Items listed in a dataset
++++++

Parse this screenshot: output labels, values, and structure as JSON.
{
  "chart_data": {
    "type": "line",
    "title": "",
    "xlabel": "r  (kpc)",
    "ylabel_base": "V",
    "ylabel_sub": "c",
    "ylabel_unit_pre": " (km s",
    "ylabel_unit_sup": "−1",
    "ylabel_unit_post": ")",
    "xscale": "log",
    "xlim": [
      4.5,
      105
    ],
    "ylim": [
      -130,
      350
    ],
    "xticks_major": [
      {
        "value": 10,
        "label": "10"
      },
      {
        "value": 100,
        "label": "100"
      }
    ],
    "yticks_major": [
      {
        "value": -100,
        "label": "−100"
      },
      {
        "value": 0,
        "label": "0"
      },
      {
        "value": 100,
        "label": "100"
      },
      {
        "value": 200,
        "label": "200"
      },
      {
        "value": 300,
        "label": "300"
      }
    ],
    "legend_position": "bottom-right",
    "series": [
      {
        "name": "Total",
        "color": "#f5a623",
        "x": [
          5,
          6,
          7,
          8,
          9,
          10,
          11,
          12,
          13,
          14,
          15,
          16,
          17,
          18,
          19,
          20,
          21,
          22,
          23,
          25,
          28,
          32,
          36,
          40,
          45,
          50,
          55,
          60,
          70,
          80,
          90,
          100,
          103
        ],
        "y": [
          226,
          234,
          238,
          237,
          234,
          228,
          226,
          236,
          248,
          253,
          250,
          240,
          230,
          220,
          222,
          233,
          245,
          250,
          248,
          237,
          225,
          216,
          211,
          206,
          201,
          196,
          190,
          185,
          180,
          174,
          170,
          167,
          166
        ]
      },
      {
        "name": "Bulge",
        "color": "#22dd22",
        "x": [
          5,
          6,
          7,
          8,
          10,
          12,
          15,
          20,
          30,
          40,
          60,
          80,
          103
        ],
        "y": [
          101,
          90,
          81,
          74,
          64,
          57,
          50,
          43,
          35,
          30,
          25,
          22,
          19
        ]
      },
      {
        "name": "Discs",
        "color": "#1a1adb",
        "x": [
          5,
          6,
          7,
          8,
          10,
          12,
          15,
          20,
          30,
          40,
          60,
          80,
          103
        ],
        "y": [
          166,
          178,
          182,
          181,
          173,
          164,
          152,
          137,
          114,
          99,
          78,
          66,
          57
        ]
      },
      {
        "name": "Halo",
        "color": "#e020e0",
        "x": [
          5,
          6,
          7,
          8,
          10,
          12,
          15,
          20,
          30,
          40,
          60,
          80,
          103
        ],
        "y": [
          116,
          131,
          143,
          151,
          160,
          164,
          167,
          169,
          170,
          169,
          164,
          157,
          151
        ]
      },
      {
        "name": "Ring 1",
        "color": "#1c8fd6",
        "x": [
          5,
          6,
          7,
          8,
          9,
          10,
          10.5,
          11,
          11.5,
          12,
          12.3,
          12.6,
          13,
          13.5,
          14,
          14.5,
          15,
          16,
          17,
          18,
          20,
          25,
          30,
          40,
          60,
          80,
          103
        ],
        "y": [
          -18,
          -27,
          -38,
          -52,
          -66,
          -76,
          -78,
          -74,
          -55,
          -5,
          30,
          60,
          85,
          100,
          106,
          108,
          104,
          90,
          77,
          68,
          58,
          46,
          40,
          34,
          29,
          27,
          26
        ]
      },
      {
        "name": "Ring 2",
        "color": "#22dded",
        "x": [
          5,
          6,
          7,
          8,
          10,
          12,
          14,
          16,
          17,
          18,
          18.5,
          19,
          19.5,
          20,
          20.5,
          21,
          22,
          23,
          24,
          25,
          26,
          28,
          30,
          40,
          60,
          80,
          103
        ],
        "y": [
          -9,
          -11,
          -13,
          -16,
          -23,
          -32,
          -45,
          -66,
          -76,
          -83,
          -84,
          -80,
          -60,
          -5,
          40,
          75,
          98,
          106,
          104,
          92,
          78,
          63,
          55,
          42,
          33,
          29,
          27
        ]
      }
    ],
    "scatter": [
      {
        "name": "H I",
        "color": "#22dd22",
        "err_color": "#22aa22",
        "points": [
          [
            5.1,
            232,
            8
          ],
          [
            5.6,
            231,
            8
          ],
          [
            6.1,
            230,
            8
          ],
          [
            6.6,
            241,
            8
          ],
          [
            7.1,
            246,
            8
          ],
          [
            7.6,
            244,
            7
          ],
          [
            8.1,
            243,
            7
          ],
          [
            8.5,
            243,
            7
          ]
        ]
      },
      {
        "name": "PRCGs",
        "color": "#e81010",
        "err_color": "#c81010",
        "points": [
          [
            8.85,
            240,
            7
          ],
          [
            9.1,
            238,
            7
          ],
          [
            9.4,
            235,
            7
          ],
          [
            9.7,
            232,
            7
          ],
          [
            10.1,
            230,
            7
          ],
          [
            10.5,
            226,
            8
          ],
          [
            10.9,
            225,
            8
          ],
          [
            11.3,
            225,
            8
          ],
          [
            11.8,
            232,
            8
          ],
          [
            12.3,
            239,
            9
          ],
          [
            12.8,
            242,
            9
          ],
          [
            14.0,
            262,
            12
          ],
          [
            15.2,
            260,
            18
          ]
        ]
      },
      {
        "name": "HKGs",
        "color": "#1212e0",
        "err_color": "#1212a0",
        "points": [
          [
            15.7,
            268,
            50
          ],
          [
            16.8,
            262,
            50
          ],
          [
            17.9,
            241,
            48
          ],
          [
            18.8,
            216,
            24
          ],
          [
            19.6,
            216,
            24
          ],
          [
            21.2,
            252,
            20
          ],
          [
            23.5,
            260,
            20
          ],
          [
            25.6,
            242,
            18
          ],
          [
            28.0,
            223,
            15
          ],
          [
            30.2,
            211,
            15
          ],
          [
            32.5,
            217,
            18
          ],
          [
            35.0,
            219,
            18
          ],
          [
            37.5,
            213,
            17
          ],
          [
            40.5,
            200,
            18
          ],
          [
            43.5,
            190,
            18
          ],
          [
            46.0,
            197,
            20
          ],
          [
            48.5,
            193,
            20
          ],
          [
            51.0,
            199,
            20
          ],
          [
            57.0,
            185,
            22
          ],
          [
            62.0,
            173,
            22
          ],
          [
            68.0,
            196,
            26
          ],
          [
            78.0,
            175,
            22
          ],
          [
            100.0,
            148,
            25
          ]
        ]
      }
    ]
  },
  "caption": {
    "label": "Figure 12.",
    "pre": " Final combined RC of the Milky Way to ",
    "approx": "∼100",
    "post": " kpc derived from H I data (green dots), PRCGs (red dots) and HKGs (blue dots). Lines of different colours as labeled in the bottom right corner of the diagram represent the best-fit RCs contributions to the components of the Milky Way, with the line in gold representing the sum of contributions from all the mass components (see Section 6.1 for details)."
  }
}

++++++

## What to do
Transcribe the material above word for word.

## Response
Parse this screenshot: output labels, values, and structure as JSON.
{
  "chart_data": {
    "type": "line",
    "title": "",
    "xlabel": "r  (kpc)",
    "ylabel_base": "V",
    "ylabel_sub": "c",
    "ylabel_unit_pre": " (km s",
    "ylabel_unit_sup": "−1",
    "ylabel_unit_post": ")",
    "xscale": "log",
    "xlim": [
      4.5,
      105
    ],
    "ylim": [
      -130,
      350
    ],
    "xticks_major": [
      {
        "value": 10,
        "label": "10"
      },
      {
        "value": 100,
        "label": "100"
      }
    ],
    "yticks_major": [
      {
        "value": -100,
        "label": "−100"
      },
      {
        "value": 0,
        "label": "0"
      },
      {
        "value": 100,
        "label": "100"
      },
      {
        "value": 200,
        "label": "200"
      },
      {
        "value": 300,
        "label": "300"
      }
    ],
    "legend_position": "bottom-right",
    "series": [
      {
        "name": "Total",
        "color": "#f5a623",
        "x": [
          5,
          6,
          7,
          8,
          9,
          10,
          11,
          12,
          13,
          14,
          15,
          16,
          17,
          18,
          19,
          20,
          21,
          22,
          23,
          25,
          28,
          32,
          36,
          40,
          45,
          50,
          55,
          60,
          70,
          80,
          90,
          100,
          103
        ],
        "y": [
          226,
          234,
          238,
          237,
          234,
          228,
          226,
          236,
          248,
          253,
          250,
          240,
          230,
          220,
          222,
          233,
          245,
          250,
          248,
          237,
          225,
          216,
          211,
          206,
          201,
          196,
          190,
          185,
          180,
          174,
          170,
          167,
          166
        ]
      },
      {
        "name": "Bulge",
        "color": "#22dd22",
        "x": [
          5,
          6,
          7,
          8,
          10,
          12,
          15,
          20,
          30,
          40,
          60,
          80,
          103
        ],
        "y": [
          101,
          90,
          81,
          74,
          64,
          57,
          50,
          43,
          35,
          30,
          25,
          22,
          19
        ]
      },
      {
        "name": "Discs",
        "color": "#1a1adb",
        "x": [
          5,
          6,
          7,
          8,
          10,
          12,
          15,
          20,
          30,
          40,
          60,
          80,
          103
        ],
        "y": [
          166,
          178,
          182,
          181,
          173,
          164,
          152,
          137,
          114,
          99,
          78,
          66,
          57
        ]
      },
      {
        "name": "Halo",
        "color": "#e020e0",
        "x": [
          5,
          6,
          7,
          8,
          10,
          12,
          15,
          20,
          30,
          40,
          60,
          80,
          103
        ],
        "y": [
          116,
          131,
          143,
          151,
          160,
          164,
          167,
          169,
          170,
          169,
          164,
          157,
          151
        ]
      },
      {
        "name": "Ring 1",
        "color": "#1c8fd6",
        "x": [
          5,
          6,
          7,
          8,
          9,
          10,
          10.5,
          11,
          11.5,
          12,
          12.3,
          12.6,
          13,
          13.5,
          14,
          14.5,
          15,
          16,
          17,
          18,
          20,
          25,
          30,
          40,
          60,
          80,
          103
        ],
        "y": [
          -18,
          -27,
          -38,
          -52,
          -66,
          -76,
          -78,
          -74,
          -55,
          -5,
          30,
          60,
          85,
          100,
          106,
          108,
          104,
          90,
          77,
          68,
          58,
          46,
          40,
          34,
          29,
          27,
          26
        ]
      },
      {
        "name": "Ring 2",
        "color": "#22dded",
        "x": [
          5,
          6,
          7,
          8,
          10,
          12,
          14,
          16,
          17,
          18,
          18.5,
          19,
          19.5,
          20,
          20.5,
          21,
          22,
          23,
          24,
          25,
          26,
          28,
          30,
          40,
          60,
          80,
          103
        ],
        "y": [
          -9,
          -11,
          -13,
          -16,
          -23,
          -32,
          -45,
          -66,
          -76,
          -83,
          -84,
          -80,
          -60,
          -5,
          40,
          75,
          98,
          106,
          104,
          92,
          78,
          63,
          55,
          42,
          33,
          29,
          27
        ]
      }
    ],
    "scatter": [
      {
        "name": "H I",
        "color": "#22dd22",
        "err_color": "#22aa22",
        "points": [
          [
            5.1,
            232,
            8
          ],
          [
            5.6,
            231,
            8
          ],
          [
            6.1,
            230,
            8
          ],
          [
            6.6,
            241,
            8
          ],
          [
            7.1,
            246,
            8
          ],
          [
            7.6,
            244,
            7
          ],
          [
            8.1,
            243,
            7
          ],
          [
            8.5,
            243,
            7
          ]
        ]
      },
      {
        "name": "PRCGs",
        "color": "#e81010",
        "err_color": "#c81010",
        "points": [
          [
            8.85,
            240,
            7
          ],
          [
            9.1,
            238,
            7
          ],
          [
            9.4,
            235,
            7
          ],
          [
            9.7,
            232,
            7
          ],
          [
            10.1,
            230,
            7
          ],
          [
            10.5,
            226,
            8
          ],
          [
            10.9,
            225,
            8
          ],
          [
            11.3,
            225,
            8
          ],
          [
            11.8,
            232,
            8
          ],
          [
            12.3,
            239,
            9
          ],
          [
            12.8,
            242,
            9
          ],
          [
            14.0,
            262,
            12
          ],
          [
            15.2,
            260,
            18
          ]
        ]
      },
      {
        "name": "HKGs",
        "color": "#1212e0",
        "err_color": "#1212a0",
        "points": [
          [
            15.7,
            268,
            50
          ],
          [
            16.8,
            262,
            50
          ],
          [
            17.9,
            241,
            48
          ],
          [
            18.8,
            216,
            24
          ],
          [
            19.6,
            216,
            24
          ],
          [
            21.2,
            252,
            20
          ],
          [
            23.5,
            260,
            20
          ],
          [
            25.6,
            242,
            18
          ],
          [
            28.0,
            223,
            15
          ],
          [
            30.2,
            211,
            15
          ],
          [
            32.5,
            217,
            18
          ],
          [
            35.0,
            219,
            18
          ],
          [
            37.5,
            213,
            17
          ],
          [
            40.5,
            200,
            18
          ],
          [
            43.5,
            190,
            18
          ],
          [
            46.0,
            197,
            20
          ],
          [
            48.5,
            193,
            20
          ],
          [
            51.0,
            199,
            20
          ],
          [
            57.0,
            185,
            22
          ],
          [
            62.0,
            173,
            22
          ],
          [
            68.0,
            196,
            26
          ],
          [
            78.0,
            175,
            22
          ],
          [
            100.0,
            148,
            25
          ]
        ]
      }
    ]
  },
  "caption": {
    "label": "Figure 12.",
    "pre": " Final combined RC of the Milky Way to ",
    "approx": "∼100",
    "post": " kpc derived from H I data (green dots), PRCGs (red dots) and HKGs (blue dots). Lines of different colours as labeled in the bottom right corner of the diagram represent the best-fit RCs contributions to the components of the Milky Way, with the line in gold representing the sum of contributions from all the mass components (see Section 6.1 for details)."
  }
}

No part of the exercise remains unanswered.